Lines of data
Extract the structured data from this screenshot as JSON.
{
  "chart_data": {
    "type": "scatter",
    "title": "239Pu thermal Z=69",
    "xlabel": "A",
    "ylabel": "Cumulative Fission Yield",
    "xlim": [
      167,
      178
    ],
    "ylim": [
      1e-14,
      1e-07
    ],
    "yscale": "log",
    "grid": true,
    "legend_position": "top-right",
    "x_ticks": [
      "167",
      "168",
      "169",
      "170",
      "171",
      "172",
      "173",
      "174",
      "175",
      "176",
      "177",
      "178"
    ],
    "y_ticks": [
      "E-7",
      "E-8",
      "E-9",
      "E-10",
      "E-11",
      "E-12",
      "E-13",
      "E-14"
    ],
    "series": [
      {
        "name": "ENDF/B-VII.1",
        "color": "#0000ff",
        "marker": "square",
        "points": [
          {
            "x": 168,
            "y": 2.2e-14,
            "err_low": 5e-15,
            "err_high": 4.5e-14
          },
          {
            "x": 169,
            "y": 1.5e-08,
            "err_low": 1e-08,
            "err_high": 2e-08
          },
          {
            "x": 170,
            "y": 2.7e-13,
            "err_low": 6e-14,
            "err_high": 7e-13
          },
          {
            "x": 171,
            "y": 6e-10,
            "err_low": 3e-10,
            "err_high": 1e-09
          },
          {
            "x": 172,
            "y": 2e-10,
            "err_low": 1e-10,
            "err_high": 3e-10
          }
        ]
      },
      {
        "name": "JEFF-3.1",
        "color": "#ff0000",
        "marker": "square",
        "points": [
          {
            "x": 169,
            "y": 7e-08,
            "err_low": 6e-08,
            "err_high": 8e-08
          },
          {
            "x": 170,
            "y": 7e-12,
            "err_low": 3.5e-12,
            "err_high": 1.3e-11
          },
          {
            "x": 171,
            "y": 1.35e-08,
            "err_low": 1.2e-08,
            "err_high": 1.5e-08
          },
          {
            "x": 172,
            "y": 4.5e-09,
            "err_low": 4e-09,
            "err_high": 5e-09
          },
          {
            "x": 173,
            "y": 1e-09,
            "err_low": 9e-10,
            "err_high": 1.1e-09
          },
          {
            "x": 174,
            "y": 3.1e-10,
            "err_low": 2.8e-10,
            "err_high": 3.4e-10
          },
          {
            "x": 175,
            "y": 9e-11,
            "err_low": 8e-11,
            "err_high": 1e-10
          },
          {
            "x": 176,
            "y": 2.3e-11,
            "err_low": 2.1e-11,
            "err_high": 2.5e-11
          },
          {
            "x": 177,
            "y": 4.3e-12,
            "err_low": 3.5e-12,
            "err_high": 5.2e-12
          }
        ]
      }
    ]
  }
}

[Work to be completed] All records above must be set down exactly, please.

[Answer to this problem]
Extract the structured data from this screenshot as JSON.
{
  "chart_data": {
    "type": "scatter",
    "title": "239Pu thermal Z=69",
    "xlabel": "A",
    "ylabel": "Cumulative Fission Yield",
    "xlim": [
      167,
      178
    ],
    "ylim": [
      1e-14,
      1e-07
    ],
    "yscale": "log",
    "grid": true,
    "legend_position": "top-right",
    "x_ticks": [
      "167",
      "168",
      "169",
      "170",
      "171",
      "172",
      "173",
      "174",
      "175",
      "176",
      "177",
      "178"
    ],
    "y_ticks": [
      "E-7",
      "E-8",
      "E-9",
      "E-10",
      "E-11",
      "E-12",
      "E-13",
      "E-14"
    ],
    "series": [
      {
        "name": "ENDF/B-VII.1",
        "color": "#0000ff",
        "marker": "square",
        "points": [
          {
            "x": 168,
            "y": 2.2e-14,
            "err_low": 5e-15,
            "err_high": 4.5e-14
          },
          {
            "x": 169,
            "y": 1.5e-08,
            "err_low": 1e-08,
            "err_high": 2e-08
          },
          {
            "x": 170,
            "y": 2.7e-13,
            "err_low": 6e-14,
            "err_high": 7e-13
          },
          {
            "x": 171,
            "y": 6e-10,
            "err_low": 3e-10,
            "err_high": 1e-09
          },
          {
            "x": 172,
            "y": 2e-10,
            "err_low": 1e-10,
            "err_high": 3e-10
          }
        ]
      },
      {
        "name": "JEFF-3.1",
        "color": "#ff0000",
        "marker": "square",
        "points": [
          {
            "x": 169,
            "y": 7e-08,
            "err_low": 6e-08,
            "err_high": 8e-08
          },
          {
            "x": 170,
            "y": 7e-12,
            "err_low": 3.5e-12,
            "err_high": 1.3e-11
          },
          {
            "x": 171,
            "y": 1.35e-08,
            "err_low": 1.2e-08,
            "err_high": 1.5e-08
          },
          {
            "x": 172,
            "y": 4.5e-09,
            "err_low": 4e-09,
            "err_high": 5e-09
          },
          {
            "x": 173,
            "y": 1e-09,
            "err_low": 9e-10,
            "err_high": 1.1e-09
          },
          {
            "x": 174,
            "y": 3.1e-10,
            "err_low": 2.8e-10,
            "err_high": 3.4e-10
          },
          {
            "x": 175,
            "y": 9e-11,
            "err_low": 8e-11,
            "err_high": 1e-10
          },
          {
            "x": 176,
            "y": 2.3e-11,
            "err_low": 2.1e-11,
            "err_high": 2.5e-11
          },
          {
            "x": 177,
            "y": 4.3e-12,
            "err_low": 3.5e-12,
            "err_high": 5.2e-12
          }
        ]
      }
    ]
  }
}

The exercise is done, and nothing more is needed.